Stored entries
# # # # # # #
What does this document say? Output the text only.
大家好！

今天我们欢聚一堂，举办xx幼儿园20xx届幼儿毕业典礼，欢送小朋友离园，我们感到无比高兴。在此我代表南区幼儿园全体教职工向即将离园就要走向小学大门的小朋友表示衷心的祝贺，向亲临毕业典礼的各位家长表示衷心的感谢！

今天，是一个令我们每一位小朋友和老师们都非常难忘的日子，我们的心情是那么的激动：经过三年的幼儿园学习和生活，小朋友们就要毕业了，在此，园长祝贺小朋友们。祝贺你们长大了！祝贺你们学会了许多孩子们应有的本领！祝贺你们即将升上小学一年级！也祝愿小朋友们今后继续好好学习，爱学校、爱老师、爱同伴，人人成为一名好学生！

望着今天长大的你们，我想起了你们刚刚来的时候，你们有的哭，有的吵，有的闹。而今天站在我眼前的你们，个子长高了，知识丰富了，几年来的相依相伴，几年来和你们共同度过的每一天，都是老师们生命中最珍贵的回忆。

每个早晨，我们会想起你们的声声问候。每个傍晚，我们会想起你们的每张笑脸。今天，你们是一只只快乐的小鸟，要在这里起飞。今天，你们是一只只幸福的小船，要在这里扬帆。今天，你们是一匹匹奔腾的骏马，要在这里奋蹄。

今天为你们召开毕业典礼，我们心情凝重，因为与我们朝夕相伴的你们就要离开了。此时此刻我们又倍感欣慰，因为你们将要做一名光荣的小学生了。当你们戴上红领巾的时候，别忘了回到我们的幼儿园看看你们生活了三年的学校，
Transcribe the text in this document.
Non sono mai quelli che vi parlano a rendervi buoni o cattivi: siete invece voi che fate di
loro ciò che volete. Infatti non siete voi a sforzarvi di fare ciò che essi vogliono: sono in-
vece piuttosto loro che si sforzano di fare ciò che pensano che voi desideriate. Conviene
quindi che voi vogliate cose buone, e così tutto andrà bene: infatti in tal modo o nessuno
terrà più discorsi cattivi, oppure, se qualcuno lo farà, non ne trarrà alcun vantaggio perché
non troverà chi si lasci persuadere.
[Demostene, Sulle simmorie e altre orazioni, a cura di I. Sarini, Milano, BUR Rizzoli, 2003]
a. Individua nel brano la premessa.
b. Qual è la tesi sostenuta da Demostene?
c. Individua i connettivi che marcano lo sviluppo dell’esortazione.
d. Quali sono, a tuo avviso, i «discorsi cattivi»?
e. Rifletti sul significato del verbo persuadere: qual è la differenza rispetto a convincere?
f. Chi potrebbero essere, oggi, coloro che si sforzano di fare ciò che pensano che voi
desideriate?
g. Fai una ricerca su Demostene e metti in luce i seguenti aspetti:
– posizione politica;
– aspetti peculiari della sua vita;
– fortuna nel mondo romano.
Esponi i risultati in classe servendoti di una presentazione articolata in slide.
# # # # # # #
▶ **What to produce**
Provide only the count of lines in the data above that include the string "Individua".

▶ **Correct answer**
2